• DATASET EXTRACT:

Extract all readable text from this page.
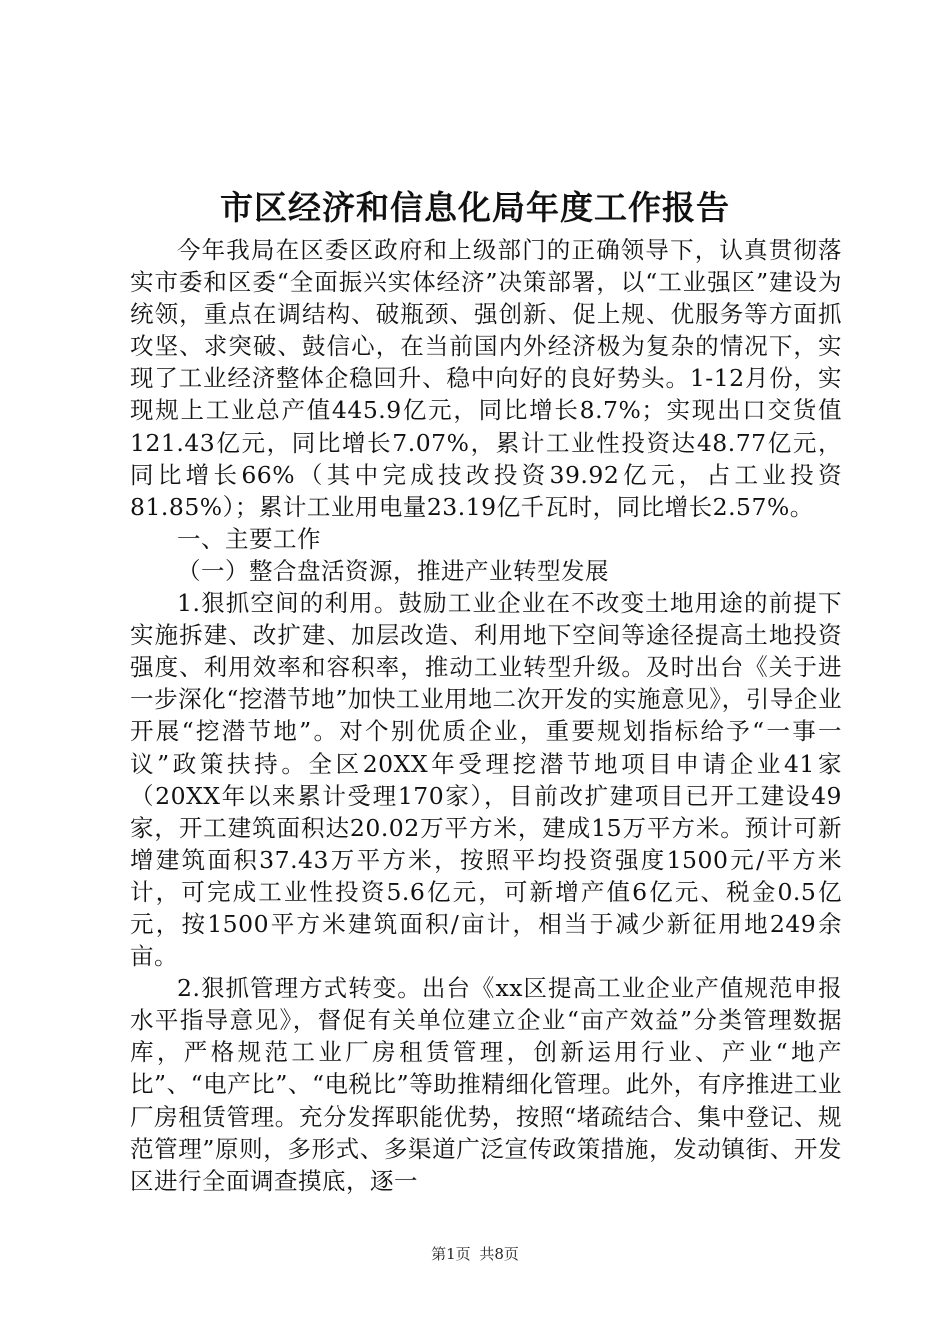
市区经济和信息化局年度工作报告

今年我局在区委区政府和上级部门的正确领导下，认真贯彻落实市委和区委“全面振兴实体经济”决策部署，以“工业强区”建设为统领，重点在调结构、破瓶颈、强创新、促上规、优服务等方面抓攻坚、求突破、鼓信心，在当前国内外经济极为复杂的情况下，实现了工业经济整体企稳回升、稳中向好的良好势头。1-12月份，实现规上工业总产值445.9亿元，同比增长8.7%；实现出口交货值121.43亿元，同比增长7.07%，累计工业性投资达48.77亿元，同比增长66%（其中完成技改投资39.92亿元，占工业投资81.85%）；累计工业用电量23.19亿千瓦时，同比增长2.57%。

一、主要工作

（一）整合盘活资源，推进产业转型发展

1.狠抓空间的利用。鼓励工业企业在不改变土地用途的前提下实施拆建、改扩建、加层改造、利用地下空间等途径提高土地投资强度、利用效率和容积率，推动工业转型升级。及时出台《关于进一步深化“挖潜节地”加快工业用地二次开发的实施意见》，引导企业开展“挖潜节地”。对个别优质企业，重要规划指标给予“一事一议”政策扶持。全区20XX年受理挖潜节地项目申请企业41家（20XX年以来累计受理170家），目前改扩建项目已开工建设49家，开工建筑面积达20.02万平方米，建成15万平方米。预计可新增建筑面积37.43万平方米，按照平均投资强度1500元/平方米计，可完成工业性投资5.6亿元，可新增产值6亿元、税金0.5亿元，按1500平方米建筑面积/亩计，相当于减少新征用地249余亩。

2.狠抓管理方式转变。出台《xx区提高工业企业产值规范申报水平指导意见》，督促有关单位建立企业“亩产效益”分类管理数据库，严格规范工业厂房租赁管理，创新运用行业、产业“地产比”、“电产比”、“电税比”等助推精细化管理。此外，有序推进工业厂房租赁管理。充分发挥职能优势，按照“堵疏结合、集中登记、规范管理”原则，多形式、多渠道广泛宣传政策措施，发动镇街、开发区进行全面调查摸底，逐一

第1页 共8页
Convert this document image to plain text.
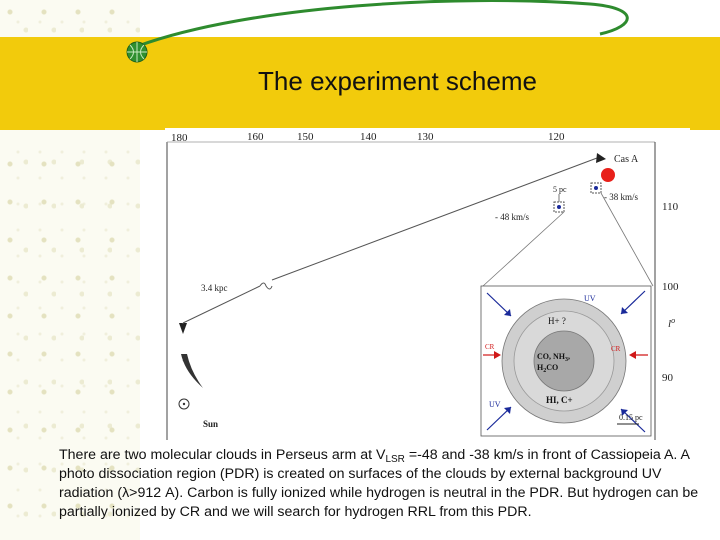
The experiment scheme
180	160	150	140	130	120
110
100
90
$l^o$
3.4 kpc
Cas A
- 38 km/s
- 48 km/s
5 pc
H+ ?
CO, $NH_3$,
$H_2CO$
HI, C+
UV
UV
CR	CR
0.15 pc
Sun

There are two molecular clouds in Perseus arm at $V_{LSR} =-48$ and -38 km/s in front of Cassiopeia A. A photo dissociation region (PDR) is created on surfaces of the clouds by external background UV radiation (λ>912 A). Carbon is fully ionized while hydrogen is neutral in the PDR. But hydrogen can be partially ionized by CR and we will search for hydrogen RRL from this PDR.
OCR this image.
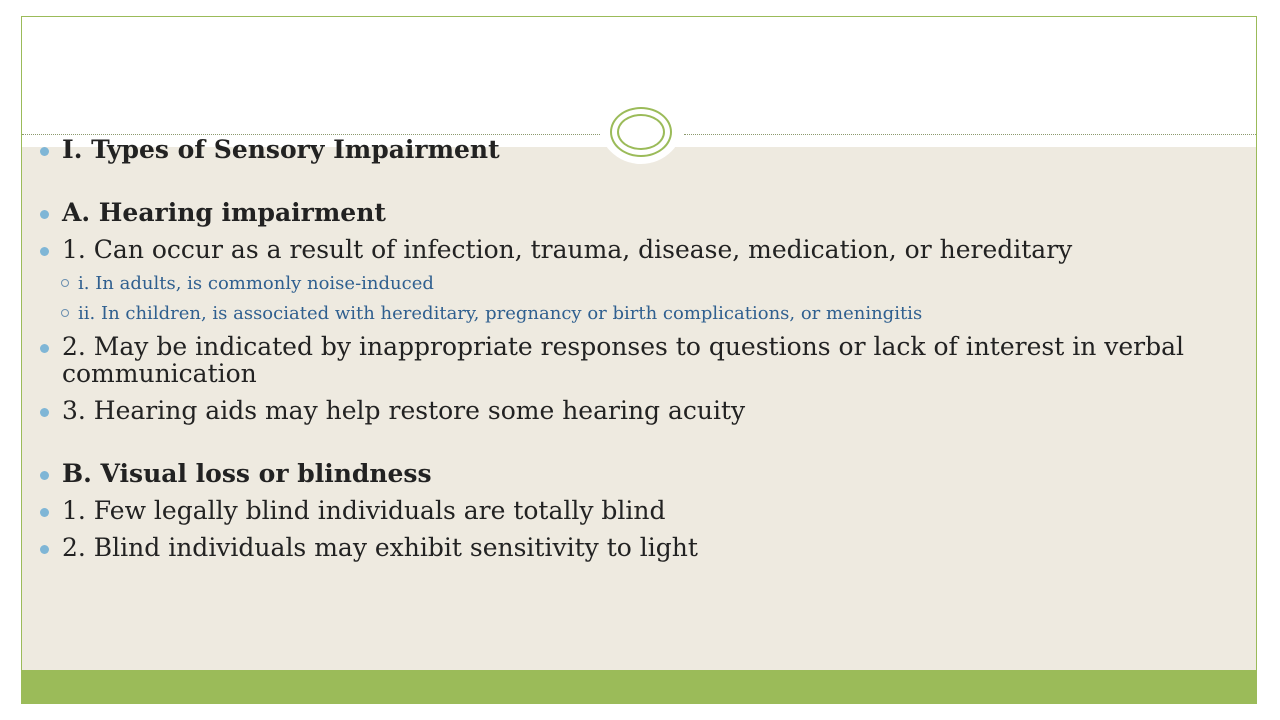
I. Types of Sensory Impairment
A. Hearing impairment
1. Can occur as a result of infection, trauma, disease, medication, or hereditary
i. In adults, is commonly noise-induced
ii. In children, is associated with hereditary, pregnancy or birth complications, or meningitis
2. May be indicated by inappropriate responses to questions or lack of interest in verbal communication
3. Hearing aids may help restore some hearing acuity
B. Visual loss or blindness
1. Few legally blind individuals are totally blind
2. Blind individuals may exhibit sensitivity to light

• WHAT IS REQUIRED:
Filter the listing above for the string "individuals" and copy every matching line.

• FULL RESPONSE:
1. Few legally blind individuals are totally blind
2. Blind individuals may exhibit sensitivity to light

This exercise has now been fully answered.